Task. Retype every entry word for word.

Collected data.
▼
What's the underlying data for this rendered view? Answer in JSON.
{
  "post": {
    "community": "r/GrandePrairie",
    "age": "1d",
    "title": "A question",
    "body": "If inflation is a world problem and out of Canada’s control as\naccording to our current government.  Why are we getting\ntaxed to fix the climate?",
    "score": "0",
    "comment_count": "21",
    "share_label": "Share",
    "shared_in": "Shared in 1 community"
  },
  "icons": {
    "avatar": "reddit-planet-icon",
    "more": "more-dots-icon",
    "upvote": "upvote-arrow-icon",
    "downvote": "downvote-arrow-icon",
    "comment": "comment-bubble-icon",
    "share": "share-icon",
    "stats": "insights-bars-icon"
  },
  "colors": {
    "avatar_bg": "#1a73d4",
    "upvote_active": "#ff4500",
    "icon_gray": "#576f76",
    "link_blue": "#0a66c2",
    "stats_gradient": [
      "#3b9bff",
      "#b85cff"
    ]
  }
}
▲
Exercise result.
What's the underlying data for this rendered view? Answer in JSON.
{
  "post": {
    "community": "r/GrandePrairie",
    "age": "1d",
    "title": "A question",
    "body": "If inflation is a world problem and out of Canada’s control as\naccording to our current government.  Why are we getting\ntaxed to fix the climate?",
    "score": "0",
    "comment_count": "21",
    "share_label": "Share",
    "shared_in": "Shared in 1 community"
  },
  "icons": {
    "avatar": "reddit-planet-icon",
    "more": "more-dots-icon",
    "upvote": "upvote-arrow-icon",
    "downvote": "downvote-arrow-icon",
    "comment": "comment-bubble-icon",
    "share": "share-icon",
    "stats": "insights-bars-icon"
  },
  "colors": {
    "avatar_bg": "#1a73d4",
    "upvote_active": "#ff4500",
    "icon_gray": "#576f76",
    "link_blue": "#0a66c2",
    "stats_gradient": [
      "#3b9bff",
      "#b85cff"
    ]
  }
}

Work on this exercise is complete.